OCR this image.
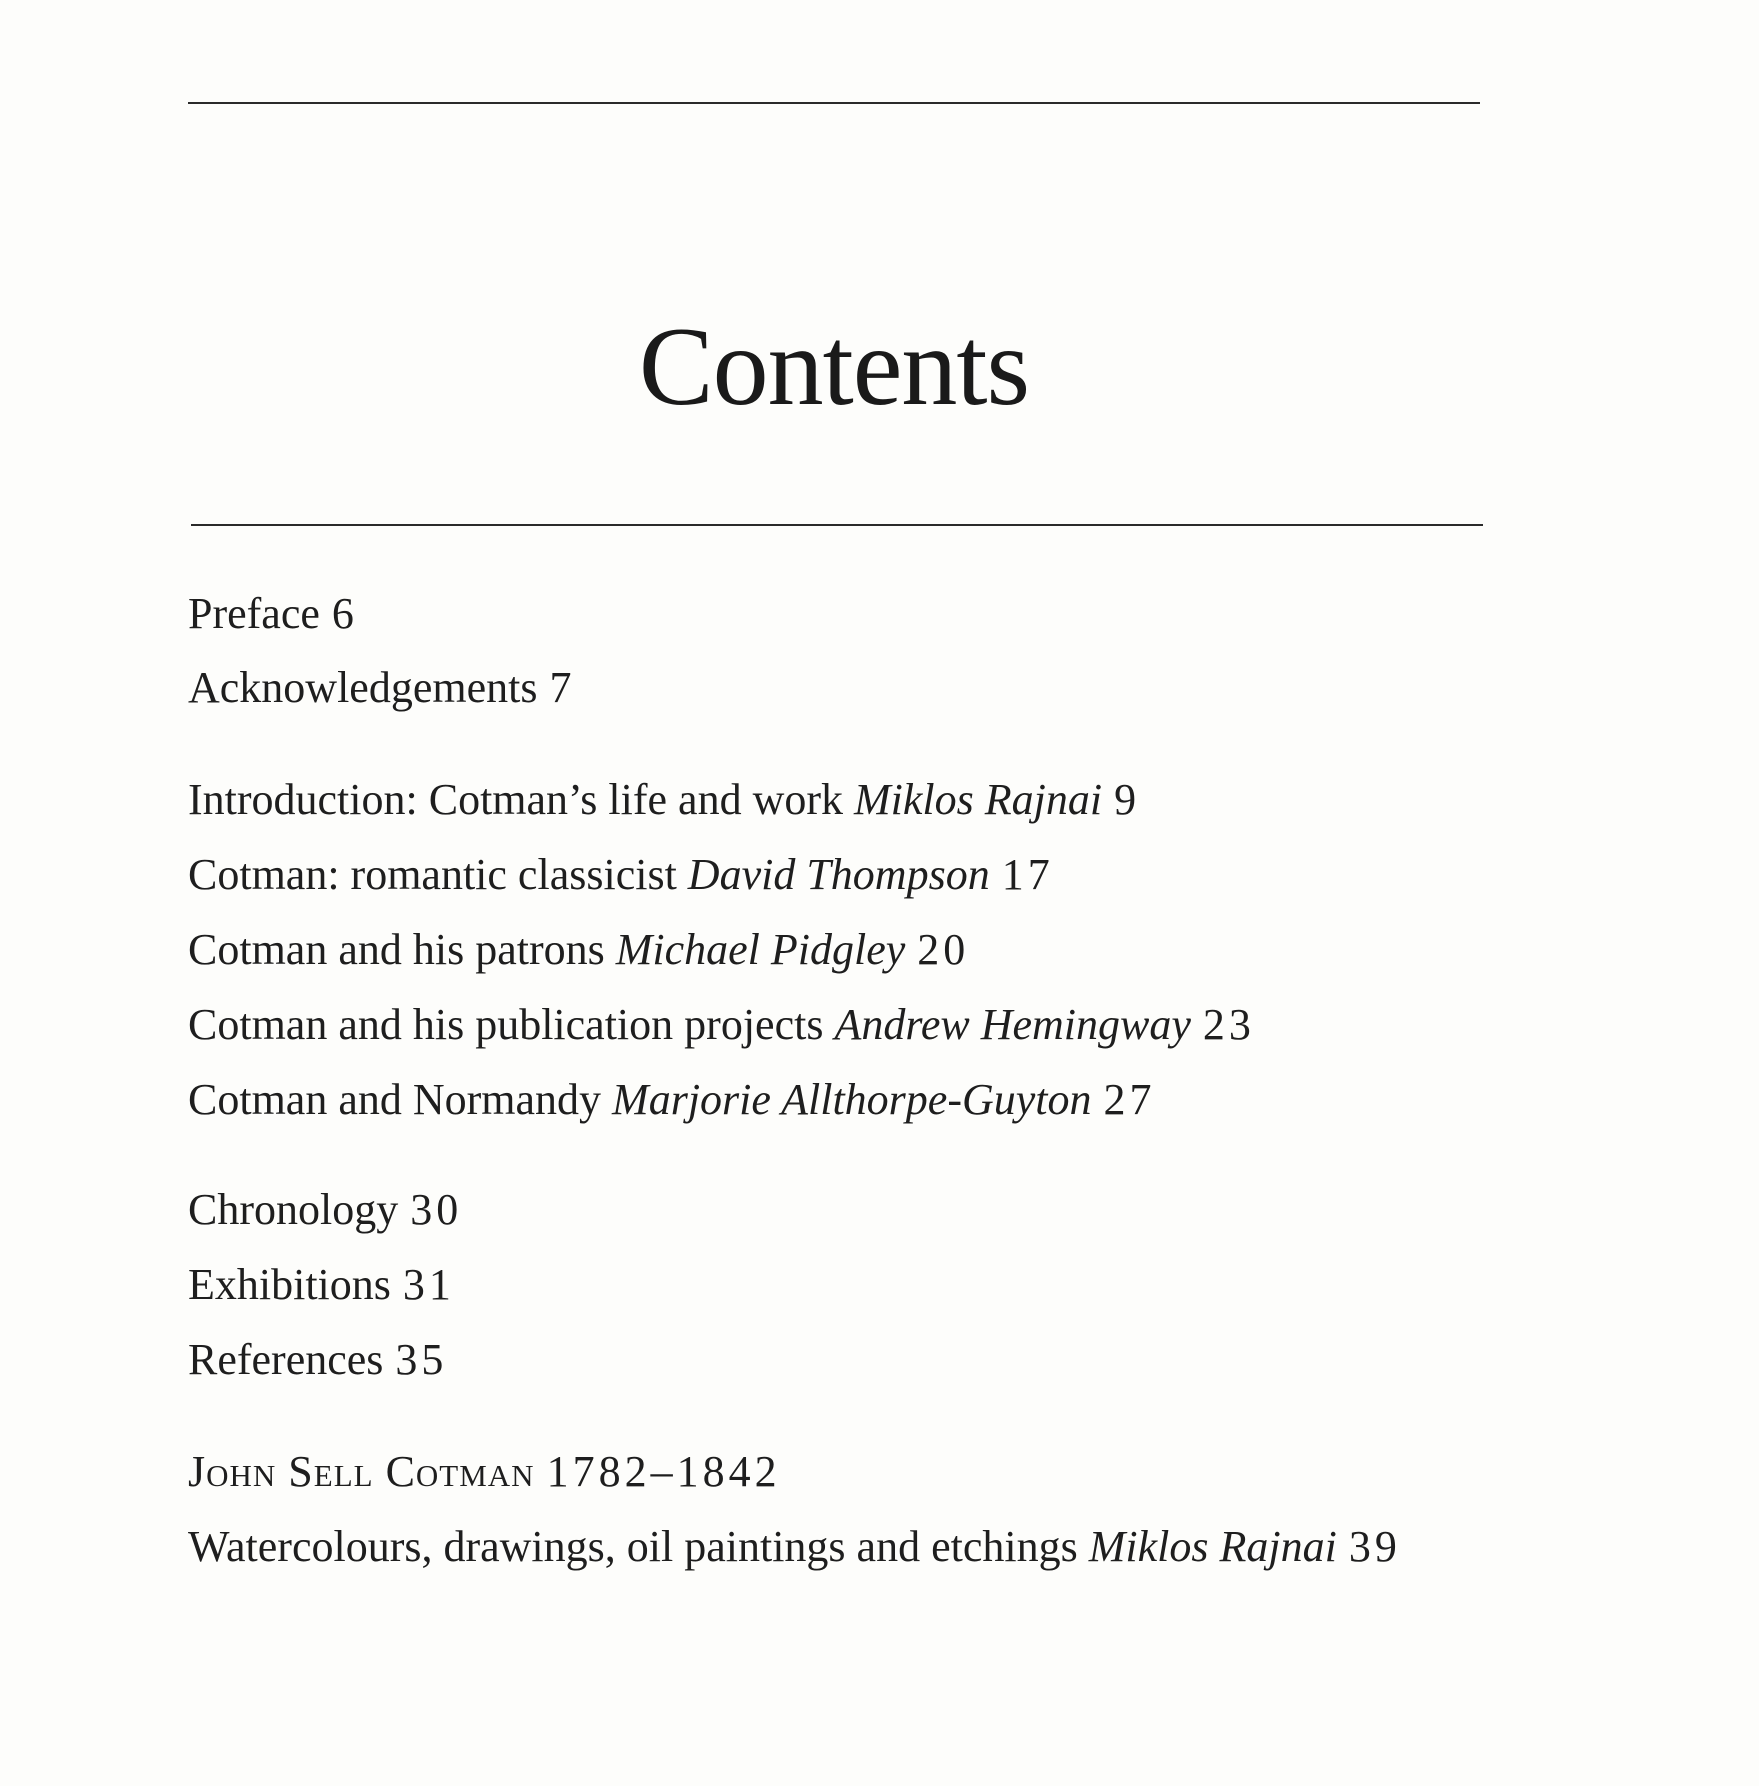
Contents
Preface 6
Acknowledgements 7
Introduction: Cotman’s life and work Miklos Rajnai 9
Cotman: romantic classicist David Thompson 17
Cotman and his patrons Michael Pidgley 20
Cotman and his publication projects Andrew Hemingway 23
Cotman and Normandy Marjorie Allthorpe-Guyton 27
Chronology 30
Exhibitions 31
References 35
John Sell Cotman 1782–1842
Watercolours, drawings, oil paintings and etchings Miklos Rajnai 39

┄┄┄┄┄┄

_WRITTEN INSTRUCTION_
Repeat all of the data above word for word, minus the pictures.

_ANSWER FOR THE TASK_
OCR this image.
Contents
Preface 6
Acknowledgements 7
Introduction: Cotman’s life and work Miklos Rajnai 9
Cotman: romantic classicist David Thompson 17
Cotman and his patrons Michael Pidgley 20
Cotman and his publication projects Andrew Hemingway 23
Cotman and Normandy Marjorie Allthorpe-Guyton 27
Chronology 30
Exhibitions 31
References 35
John Sell Cotman 1782–1842
Watercolours, drawings, oil paintings and etchings Miklos Rajnai 39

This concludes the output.